## DATA IN THIS EXERCISE
§

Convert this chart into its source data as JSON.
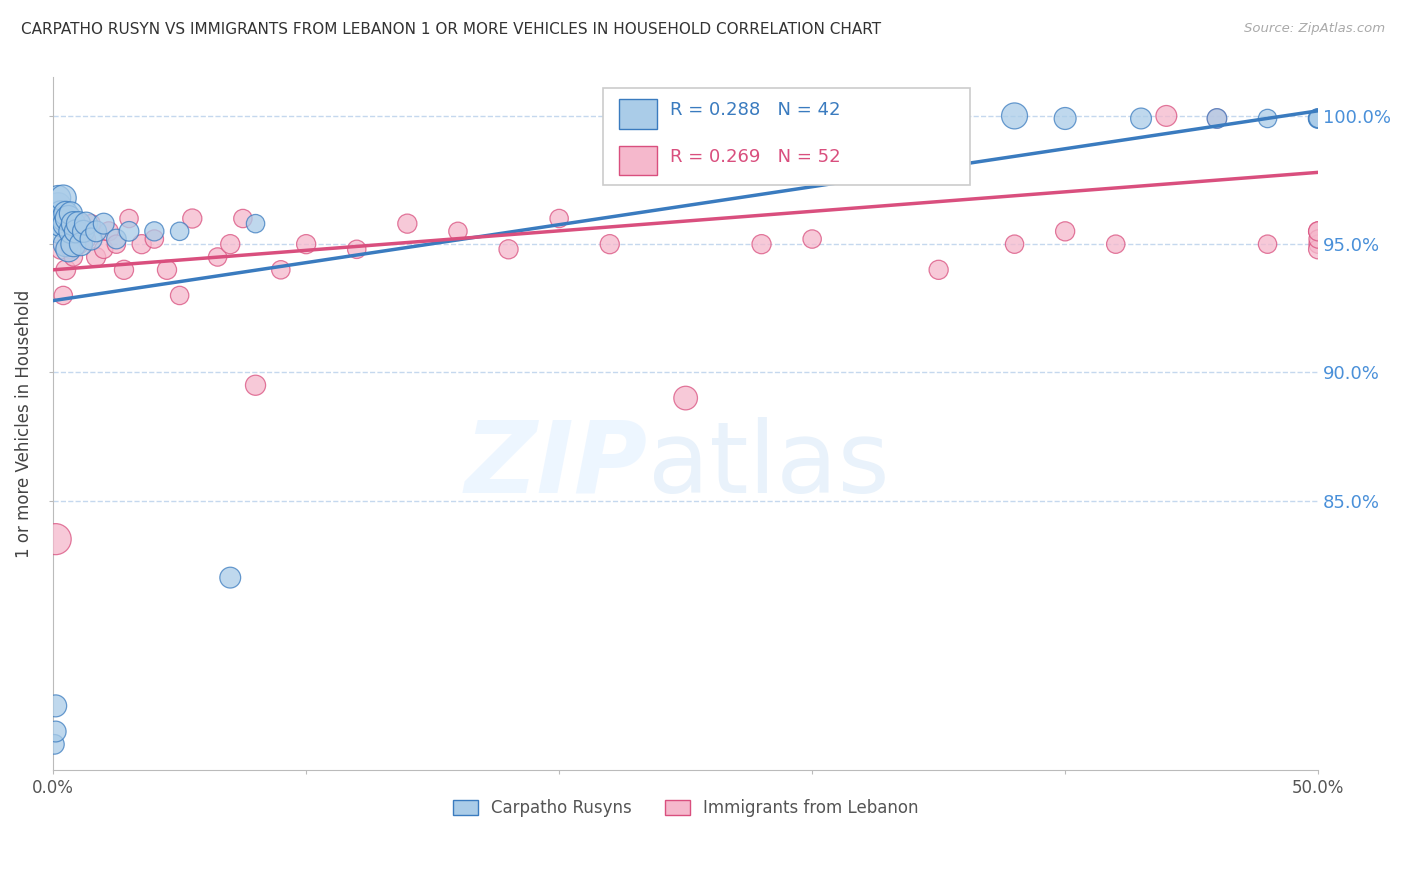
{
  "title": "CARPATHO RUSYN VS IMMIGRANTS FROM LEBANON 1 OR MORE VEHICLES IN HOUSEHOLD CORRELATION CHART",
  "source": "Source: ZipAtlas.com",
  "ylabel": "1 or more Vehicles in Household",
  "watermark_zip": "ZIP",
  "watermark_atlas": "atlas",
  "legend_blue_label": "Carpatho Rusyns",
  "legend_pink_label": "Immigrants from Lebanon",
  "legend_blue_r": "R = 0.288",
  "legend_blue_n": "N = 42",
  "legend_pink_r": "R = 0.269",
  "legend_pink_n": "N = 52",
  "blue_fill": "#aacce8",
  "pink_fill": "#f5b8cc",
  "trend_blue": "#3a7bbf",
  "trend_pink": "#d94f7e",
  "right_axis_color": "#4a90d9",
  "grid_color": "#c5d8ee",
  "xlim": [
    0.0,
    0.5
  ],
  "ylim": [
    0.745,
    1.015
  ],
  "yticks_right": [
    0.85,
    0.9,
    0.95,
    1.0
  ],
  "yticks_right_labels": [
    "85.0%",
    "90.0%",
    "95.0%",
    "100.0%"
  ],
  "xticks": [
    0.0,
    0.1,
    0.2,
    0.3,
    0.4,
    0.5
  ],
  "xtick_labels": [
    "0.0%",
    "",
    "",
    "",
    "",
    "50.0%"
  ],
  "blue_x": [
    0.0005,
    0.001,
    0.001,
    0.0015,
    0.002,
    0.002,
    0.0025,
    0.003,
    0.003,
    0.004,
    0.004,
    0.005,
    0.005,
    0.005,
    0.006,
    0.006,
    0.007,
    0.007,
    0.008,
    0.008,
    0.009,
    0.01,
    0.011,
    0.012,
    0.013,
    0.015,
    0.017,
    0.02,
    0.025,
    0.03,
    0.04,
    0.05,
    0.07,
    0.08,
    0.38,
    0.4,
    0.43,
    0.46,
    0.48,
    0.5,
    0.5,
    0.5
  ],
  "blue_y": [
    0.755,
    0.76,
    0.77,
    0.958,
    0.965,
    0.968,
    0.955,
    0.958,
    0.962,
    0.96,
    0.968,
    0.95,
    0.958,
    0.962,
    0.948,
    0.96,
    0.955,
    0.962,
    0.95,
    0.958,
    0.955,
    0.958,
    0.95,
    0.955,
    0.958,
    0.952,
    0.955,
    0.958,
    0.952,
    0.955,
    0.955,
    0.955,
    0.82,
    0.958,
    1.0,
    0.999,
    0.999,
    0.999,
    0.999,
    0.999,
    0.999,
    0.999
  ],
  "blue_size": [
    40,
    45,
    50,
    55,
    70,
    65,
    60,
    70,
    65,
    60,
    70,
    65,
    70,
    60,
    65,
    70,
    60,
    55,
    65,
    60,
    55,
    60,
    55,
    50,
    55,
    50,
    45,
    45,
    40,
    40,
    38,
    35,
    45,
    35,
    70,
    50,
    45,
    40,
    35,
    40,
    38,
    35
  ],
  "pink_x": [
    0.001,
    0.002,
    0.003,
    0.004,
    0.005,
    0.006,
    0.007,
    0.008,
    0.009,
    0.01,
    0.011,
    0.012,
    0.013,
    0.015,
    0.017,
    0.02,
    0.022,
    0.025,
    0.028,
    0.03,
    0.035,
    0.04,
    0.045,
    0.05,
    0.055,
    0.065,
    0.07,
    0.075,
    0.08,
    0.09,
    0.1,
    0.12,
    0.14,
    0.16,
    0.18,
    0.2,
    0.22,
    0.25,
    0.28,
    0.3,
    0.35,
    0.38,
    0.4,
    0.42,
    0.44,
    0.46,
    0.48,
    0.5,
    0.5,
    0.5,
    0.5,
    0.5
  ],
  "pink_y": [
    0.835,
    0.96,
    0.948,
    0.93,
    0.94,
    0.952,
    0.948,
    0.945,
    0.955,
    0.95,
    0.958,
    0.955,
    0.952,
    0.958,
    0.945,
    0.948,
    0.955,
    0.95,
    0.94,
    0.96,
    0.95,
    0.952,
    0.94,
    0.93,
    0.96,
    0.945,
    0.95,
    0.96,
    0.895,
    0.94,
    0.95,
    0.948,
    0.958,
    0.955,
    0.948,
    0.96,
    0.95,
    0.89,
    0.95,
    0.952,
    0.94,
    0.95,
    0.955,
    0.95,
    1.0,
    0.999,
    0.95,
    0.955,
    0.95,
    0.948,
    0.952,
    0.955
  ],
  "pink_size": [
    100,
    45,
    40,
    35,
    40,
    45,
    38,
    35,
    38,
    42,
    38,
    35,
    38,
    35,
    38,
    35,
    38,
    35,
    38,
    35,
    38,
    35,
    38,
    35,
    38,
    35,
    38,
    35,
    42,
    35,
    38,
    35,
    38,
    35,
    38,
    35,
    38,
    58,
    38,
    35,
    38,
    35,
    38,
    35,
    45,
    38,
    35,
    38,
    35,
    38,
    35,
    38
  ]
}
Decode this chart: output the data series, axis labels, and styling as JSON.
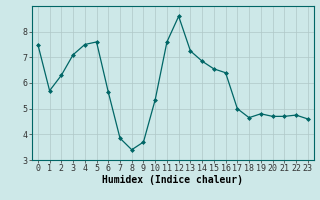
{
  "x": [
    0,
    1,
    2,
    3,
    4,
    5,
    6,
    7,
    8,
    9,
    10,
    11,
    12,
    13,
    14,
    15,
    16,
    17,
    18,
    19,
    20,
    21,
    22,
    23
  ],
  "y": [
    7.5,
    5.7,
    6.3,
    7.1,
    7.5,
    7.6,
    5.65,
    3.85,
    3.4,
    3.7,
    5.35,
    7.6,
    8.6,
    7.25,
    6.85,
    6.55,
    6.4,
    5.0,
    4.65,
    4.8,
    4.7,
    4.7,
    4.75,
    4.6
  ],
  "xlabel": "Humidex (Indice chaleur)",
  "ylim": [
    3,
    9
  ],
  "xlim": [
    -0.5,
    23.5
  ],
  "yticks": [
    3,
    4,
    5,
    6,
    7,
    8
  ],
  "xticks": [
    0,
    1,
    2,
    3,
    4,
    5,
    6,
    7,
    8,
    9,
    10,
    11,
    12,
    13,
    14,
    15,
    16,
    17,
    18,
    19,
    20,
    21,
    22,
    23
  ],
  "line_color": "#006666",
  "marker_color": "#006666",
  "bg_color": "#cde8e8",
  "grid_color": "#b0c8c8",
  "xlabel_fontsize": 7,
  "tick_fontsize": 6,
  "title_fontsize": 9
}
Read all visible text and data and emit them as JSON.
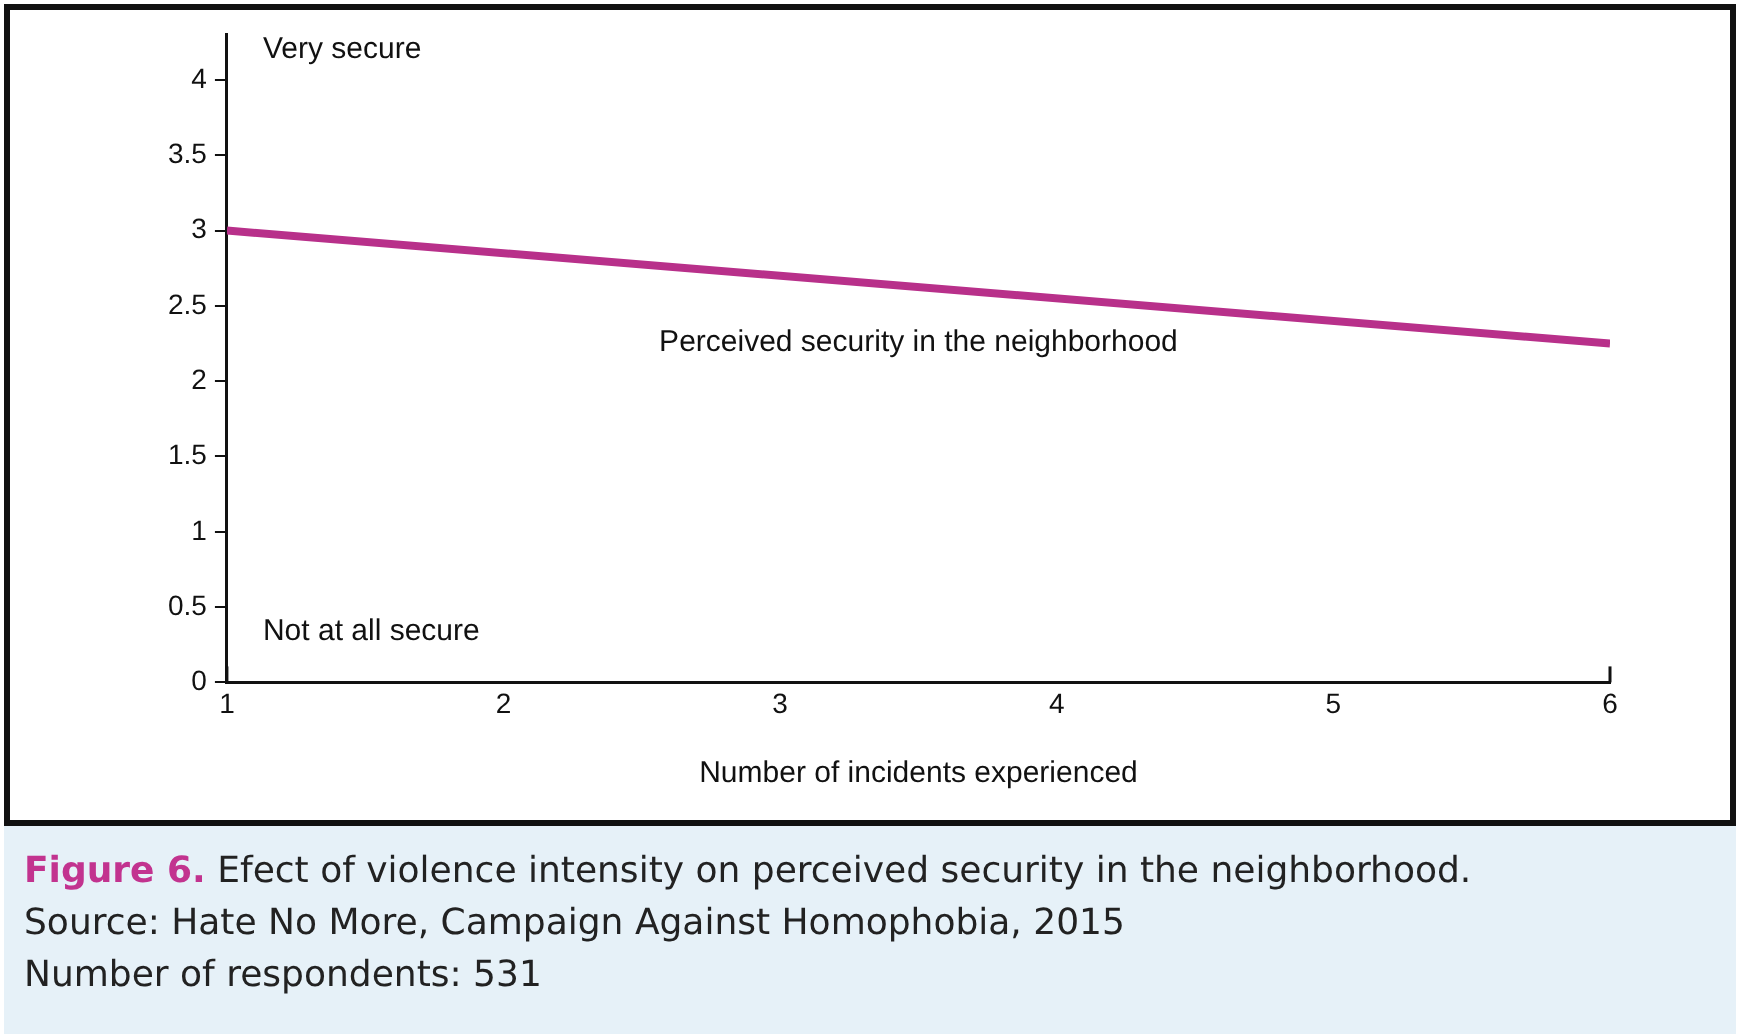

§

## OBJECTIVE
Transcribe the records above exactly, omitting every picture they contain.

## EXPECTED ANSWER
Convert this chart into its source data as JSON.
{
  "title": "CARPATHO RUSYN VS IMMIGRANTS FROM LEBANON 1 OR MORE VEHICLES IN HOUSEHOLD CORRELATION CHART",
  "source": "Source: ZipAtlas.com",
  "ylabel": "1 or more Vehicles in Household",
  "watermark_zip": "ZIP",
  "watermark_atlas": "atlas",
  "legend_blue_label": "Carpatho Rusyns",
  "legend_pink_label": "Immigrants from Lebanon",
  "legend_blue_r": "R = 0.288",
  "legend_blue_n": "N = 42",
  "legend_pink_r": "R = 0.269",
  "legend_pink_n": "N = 52",
  "blue_fill": "#aacce8",
  "pink_fill": "#f5b8cc",
  "trend_blue": "#3a7bbf",
  "trend_pink": "#d94f7e",
  "right_axis_color": "#4a90d9",
  "grid_color": "#c5d8ee",
  "xlim": [
    0.0,
    0.5
  ],
  "ylim": [
    0.745,
    1.015
  ],
  "yticks_right": [
    0.85,
    0.9,
    0.95,
    1.0
  ],
  "yticks_right_labels": [
    "85.0%",
    "90.0%",
    "95.0%",
    "100.0%"
  ],
  "xticks": [
    0.0,
    0.1,
    0.2,
    0.3,
    0.4,
    0.5
  ],
  "xtick_labels": [
    "0.0%",
    "",
    "",
    "",
    "",
    "50.0%"
  ],
  "blue_x": [
    0.0005,
    0.001,
    0.001,
    0.0015,
    0.002,
    0.002,
    0.0025,
    0.003,
    0.003,
    0.004,
    0.004,
    0.005,
    0.005,
    0.005,
    0.006,
    0.006,
    0.007,
    0.007,
    0.008,
    0.008,
    0.009,
    0.01,
    0.011,
    0.012,
    0.013,
    0.015,
    0.017,
    0.02,
    0.025,
    0.03,
    0.04,
    0.05,
    0.07,
    0.08,
    0.38,
    0.4,
    0.43,
    0.46,
    0.48,
    0.5,
    0.5,
    0.5
  ],
  "blue_y": [
    0.755,
    0.76,
    0.77,
    0.958,
    0.965,
    0.968,
    0.955,
    0.958,
    0.962,
    0.96,
    0.968,
    0.95,
    0.958,
    0.962,
    0.948,
    0.96,
    0.955,
    0.962,
    0.95,
    0.958,
    0.955,
    0.958,
    0.95,
    0.955,
    0.958,
    0.952,
    0.955,
    0.958,
    0.952,
    0.955,
    0.955,
    0.955,
    0.82,
    0.958,
    1.0,
    0.999,
    0.999,
    0.999,
    0.999,
    0.999,
    0.999,
    0.999
  ],
  "blue_size": [
    40,
    45,
    50,
    55,
    70,
    65,
    60,
    70,
    65,
    60,
    70,
    65,
    70,
    60,
    65,
    70,
    60,
    55,
    65,
    60,
    55,
    60,
    55,
    50,
    55,
    50,
    45,
    45,
    40,
    40,
    38,
    35,
    45,
    35,
    70,
    50,
    45,
    40,
    35,
    40,
    38,
    35
  ],
  "pink_x": [
    0.001,
    0.002,
    0.003,
    0.004,
    0.005,
    0.006,
    0.007,
    0.008,
    0.009,
    0.01,
    0.011,
    0.012,
    0.013,
    0.015,
    0.017,
    0.02,
    0.022,
    0.025,
    0.028,
    0.03,
    0.035,
    0.04,
    0.045,
    0.05,
    0.055,
    0.065,
    0.07,
    0.075,
    0.08,
    0.09,
    0.1,
    0.12,
    0.14,
    0.16,
    0.18,
    0.2,
    0.22,
    0.25,
    0.28,
    0.3,
    0.35,
    0.38,
    0.4,
    0.42,
    0.44,
    0.46,
    0.48,
    0.5,
    0.5,
    0.5,
    0.5,
    0.5
  ],
  "pink_y": [
    0.835,
    0.96,
    0.948,
    0.93,
    0.94,
    0.952,
    0.948,
    0.945,
    0.955,
    0.95,
    0.958,
    0.955,
    0.952,
    0.958,
    0.945,
    0.948,
    0.955,
    0.95,
    0.94,
    0.96,
    0.95,
    0.952,
    0.94,
    0.93,
    0.96,
    0.945,
    0.95,
    0.96,
    0.895,
    0.94,
    0.95,
    0.948,
    0.958,
    0.955,
    0.948,
    0.96,
    0.95,
    0.89,
    0.95,
    0.952,
    0.94,
    0.95,
    0.955,
    0.95,
    1.0,
    0.999,
    0.95,
    0.955,
    0.95,
    0.948,
    0.952,
    0.955
  ],
  "pink_size": [
    100,
    45,
    40,
    35,
    40,
    45,
    38,
    35,
    38,
    42,
    38,
    35,
    38,
    35,
    38,
    35,
    38,
    35,
    38,
    35,
    38,
    35,
    38,
    35,
    38,
    35,
    38,
    35,
    42,
    35,
    38,
    35,
    38,
    35,
    38,
    35,
    38,
    58,
    38,
    35,
    38,
    35,
    38,
    35,
    45,
    38,
    35,
    38,
    35,
    38,
    35,
    38
  ]
}
Decode this chart: output the data series, axis labels, and styling as JSON.
{
  "x": [
    0,
    1,
    2,
    3,
    4,
    5,
    6,
    7,
    8,
    9,
    10,
    11,
    12,
    13,
    14,
    15,
    16,
    17,
    18,
    19,
    20,
    21,
    22,
    23
  ],
  "y": [
    7.5,
    5.7,
    6.3,
    7.1,
    7.5,
    7.6,
    5.65,
    3.85,
    3.4,
    3.7,
    5.35,
    7.6,
    8.6,
    7.25,
    6.85,
    6.55,
    6.4,
    5.0,
    4.65,
    4.8,
    4.7,
    4.7,
    4.75,
    4.6
  ],
  "xlabel": "Humidex (Indice chaleur)",
  "ylim": [
    3,
    9
  ],
  "xlim": [
    -0.5,
    23.5
  ],
  "yticks": [
    3,
    4,
    5,
    6,
    7,
    8
  ],
  "xticks": [
    0,
    1,
    2,
    3,
    4,
    5,
    6,
    7,
    8,
    9,
    10,
    11,
    12,
    13,
    14,
    15,
    16,
    17,
    18,
    19,
    20,
    21,
    22,
    23
  ],
  "line_color": "#006666",
  "marker_color": "#006666",
  "bg_color": "#cde8e8",
  "grid_color": "#b0c8c8",
  "xlabel_fontsize": 7,
  "tick_fontsize": 6,
  "title_fontsize": 9
}
Read all visible text and data and emit them as JSON.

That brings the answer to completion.